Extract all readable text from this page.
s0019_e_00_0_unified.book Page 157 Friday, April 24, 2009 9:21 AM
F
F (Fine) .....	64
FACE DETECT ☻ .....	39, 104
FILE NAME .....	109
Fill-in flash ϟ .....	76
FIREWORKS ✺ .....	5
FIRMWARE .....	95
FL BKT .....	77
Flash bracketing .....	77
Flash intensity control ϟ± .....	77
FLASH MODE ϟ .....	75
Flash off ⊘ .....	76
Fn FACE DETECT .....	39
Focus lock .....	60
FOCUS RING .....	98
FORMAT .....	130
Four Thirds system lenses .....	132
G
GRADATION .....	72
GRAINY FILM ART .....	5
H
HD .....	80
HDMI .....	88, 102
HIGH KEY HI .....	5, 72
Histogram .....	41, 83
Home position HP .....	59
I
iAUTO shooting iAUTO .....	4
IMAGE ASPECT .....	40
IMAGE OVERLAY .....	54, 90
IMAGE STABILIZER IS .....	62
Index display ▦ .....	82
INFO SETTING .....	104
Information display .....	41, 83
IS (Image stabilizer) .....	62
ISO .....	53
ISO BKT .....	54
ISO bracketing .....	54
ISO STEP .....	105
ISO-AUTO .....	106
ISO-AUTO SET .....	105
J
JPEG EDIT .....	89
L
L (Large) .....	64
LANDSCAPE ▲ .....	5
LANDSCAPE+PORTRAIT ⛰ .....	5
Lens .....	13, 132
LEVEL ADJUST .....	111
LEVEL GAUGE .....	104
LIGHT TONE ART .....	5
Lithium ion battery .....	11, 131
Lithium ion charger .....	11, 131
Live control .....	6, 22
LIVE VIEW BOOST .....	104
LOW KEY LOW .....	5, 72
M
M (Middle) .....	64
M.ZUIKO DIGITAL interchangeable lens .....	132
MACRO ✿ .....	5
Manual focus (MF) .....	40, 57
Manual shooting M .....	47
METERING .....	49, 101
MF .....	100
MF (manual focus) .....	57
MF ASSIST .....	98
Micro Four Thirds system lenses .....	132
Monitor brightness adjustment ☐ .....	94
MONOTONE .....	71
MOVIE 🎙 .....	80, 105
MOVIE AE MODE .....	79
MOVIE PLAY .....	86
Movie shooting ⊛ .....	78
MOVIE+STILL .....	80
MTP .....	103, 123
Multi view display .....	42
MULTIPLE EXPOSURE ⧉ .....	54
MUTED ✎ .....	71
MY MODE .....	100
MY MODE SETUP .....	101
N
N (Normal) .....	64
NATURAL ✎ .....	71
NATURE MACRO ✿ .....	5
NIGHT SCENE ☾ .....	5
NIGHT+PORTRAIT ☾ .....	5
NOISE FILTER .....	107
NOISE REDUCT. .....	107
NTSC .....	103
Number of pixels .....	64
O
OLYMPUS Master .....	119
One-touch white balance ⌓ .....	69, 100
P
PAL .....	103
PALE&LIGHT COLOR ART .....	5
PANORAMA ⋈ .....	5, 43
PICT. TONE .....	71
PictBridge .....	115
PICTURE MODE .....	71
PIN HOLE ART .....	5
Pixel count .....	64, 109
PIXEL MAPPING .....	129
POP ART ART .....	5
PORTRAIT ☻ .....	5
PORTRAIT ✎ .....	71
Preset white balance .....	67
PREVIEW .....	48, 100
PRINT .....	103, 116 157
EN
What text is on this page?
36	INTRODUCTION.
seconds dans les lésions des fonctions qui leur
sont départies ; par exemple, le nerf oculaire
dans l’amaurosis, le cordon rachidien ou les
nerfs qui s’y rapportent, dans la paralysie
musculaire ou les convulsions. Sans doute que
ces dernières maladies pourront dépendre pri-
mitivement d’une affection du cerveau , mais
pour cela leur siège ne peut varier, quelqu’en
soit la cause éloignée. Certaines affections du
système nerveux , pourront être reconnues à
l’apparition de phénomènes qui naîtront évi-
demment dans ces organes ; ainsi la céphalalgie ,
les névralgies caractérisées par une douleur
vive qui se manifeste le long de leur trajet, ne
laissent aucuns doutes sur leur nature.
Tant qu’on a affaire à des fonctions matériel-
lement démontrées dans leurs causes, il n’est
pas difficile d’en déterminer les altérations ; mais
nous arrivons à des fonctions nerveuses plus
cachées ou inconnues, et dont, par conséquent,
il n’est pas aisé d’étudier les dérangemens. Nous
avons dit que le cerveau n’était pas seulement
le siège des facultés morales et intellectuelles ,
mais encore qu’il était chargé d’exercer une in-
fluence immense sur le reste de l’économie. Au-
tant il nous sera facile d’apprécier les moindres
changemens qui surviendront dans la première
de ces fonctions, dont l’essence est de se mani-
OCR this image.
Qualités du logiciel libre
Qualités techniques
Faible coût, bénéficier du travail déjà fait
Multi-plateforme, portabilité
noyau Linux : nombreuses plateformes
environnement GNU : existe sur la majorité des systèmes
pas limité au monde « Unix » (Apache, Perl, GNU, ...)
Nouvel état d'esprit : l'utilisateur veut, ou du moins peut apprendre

* * * * *

• PROBLEM TO WORK ON:
Produce an exact copy of every entry above.

• FULL RESPONSE:
Extract all readable text from this page.
s0019_e_00_0_unified.book Page 157 Friday, April 24, 2009 9:21 AM
F
F (Fine) .....	64
FACE DETECT ☻ .....	39, 104
FILE NAME .....	109
Fill-in flash ϟ .....	76
FIREWORKS ✺ .....	5
FIRMWARE .....	95
FL BKT .....	77
Flash bracketing .....	77
Flash intensity control ϟ± .....	77
FLASH MODE ϟ .....	75
Flash off ⊘ .....	76
Fn FACE DETECT .....	39
Focus lock .....	60
FOCUS RING .....	98
FORMAT .....	130
Four Thirds system lenses .....	132
G
GRADATION .....	72
GRAINY FILM ART .....	5
H
HD .....	80
HDMI .....	88, 102
HIGH KEY HI .....	5, 72
Histogram .....	41, 83
Home position HP .....	59
I
iAUTO shooting iAUTO .....	4
IMAGE ASPECT .....	40
IMAGE OVERLAY .....	54, 90
IMAGE STABILIZER IS .....	62
Index display ▦ .....	82
INFO SETTING .....	104
Information display .....	41, 83
IS (Image stabilizer) .....	62
ISO .....	53
ISO BKT .....	54
ISO bracketing .....	54
ISO STEP .....	105
ISO-AUTO .....	106
ISO-AUTO SET .....	105
J
JPEG EDIT .....	89
L
L (Large) .....	64
LANDSCAPE ▲ .....	5
LANDSCAPE+PORTRAIT ⛰ .....	5
Lens .....	13, 132
LEVEL ADJUST .....	111
LEVEL GAUGE .....	104
LIGHT TONE ART .....	5
Lithium ion battery .....	11, 131
Lithium ion charger .....	11, 131
Live control .....	6, 22
LIVE VIEW BOOST .....	104
LOW KEY LOW .....	5, 72
M
M (Middle) .....	64
M.ZUIKO DIGITAL interchangeable lens .....	132
MACRO ✿ .....	5
Manual focus (MF) .....	40, 57
Manual shooting M .....	47
METERING .....	49, 101
MF .....	100
MF (manual focus) .....	57
MF ASSIST .....	98
Micro Four Thirds system lenses .....	132
Monitor brightness adjustment ☐ .....	94
MONOTONE .....	71
MOVIE 🎙 .....	80, 105
MOVIE AE MODE .....	79
MOVIE PLAY .....	86
Movie shooting ⊛ .....	78
MOVIE+STILL .....	80
MTP .....	103, 123
Multi view display .....	42
MULTIPLE EXPOSURE ⧉ .....	54
MUTED ✎ .....	71
MY MODE .....	100
MY MODE SETUP .....	101
N
N (Normal) .....	64
NATURAL ✎ .....	71
NATURE MACRO ✿ .....	5
NIGHT SCENE ☾ .....	5
NIGHT+PORTRAIT ☾ .....	5
NOISE FILTER .....	107
NOISE REDUCT. .....	107
NTSC .....	103
Number of pixels .....	64
O
OLYMPUS Master .....	119
One-touch white balance ⌓ .....	69, 100
P
PAL .....	103
PALE&LIGHT COLOR ART .....	5
PANORAMA ⋈ .....	5, 43
PICT. TONE .....	71
PictBridge .....	115
PICTURE MODE .....	71
PIN HOLE ART .....	5
Pixel count .....	64, 109
PIXEL MAPPING .....	129
POP ART ART .....	5
PORTRAIT ☻ .....	5
PORTRAIT ✎ .....	71
Preset white balance .....	67
PREVIEW .....	48, 100
PRINT .....	103, 116 157
EN
What text is on this page?
36	INTRODUCTION.
seconds dans les lésions des fonctions qui leur
sont départies ; par exemple, le nerf oculaire
dans l’amaurosis, le cordon rachidien ou les
nerfs qui s’y rapportent, dans la paralysie
musculaire ou les convulsions. Sans doute que
ces dernières maladies pourront dépendre pri-
mitivement d’une affection du cerveau , mais
pour cela leur siège ne peut varier, quelqu’en
soit la cause éloignée. Certaines affections du
système nerveux , pourront être reconnues à
l’apparition de phénomènes qui naîtront évi-
demment dans ces organes ; ainsi la céphalalgie ,
les névralgies caractérisées par une douleur
vive qui se manifeste le long de leur trajet, ne
laissent aucuns doutes sur leur nature.
Tant qu’on a affaire à des fonctions matériel-
lement démontrées dans leurs causes, il n’est
pas difficile d’en déterminer les altérations ; mais
nous arrivons à des fonctions nerveuses plus
cachées ou inconnues, et dont, par conséquent,
il n’est pas aisé d’étudier les dérangemens. Nous
avons dit que le cerveau n’était pas seulement
le siège des facultés morales et intellectuelles ,
mais encore qu’il était chargé d’exercer une in-
fluence immense sur le reste de l’économie. Au-
tant il nous sera facile d’apprécier les moindres
changemens qui surviendront dans la première
de ces fonctions, dont l’essence est de se mani-
OCR this image.
Qualités du logiciel libre
Qualités techniques
Faible coût, bénéficier du travail déjà fait
Multi-plateforme, portabilité
noyau Linux : nombreuses plateformes
environnement GNU : existe sur la majorité des systèmes
pas limité au monde « Unix » (Apache, Perl, GNU, ...)
Nouvel état d'esprit : l'utilisateur veut, ou du moins peut apprendre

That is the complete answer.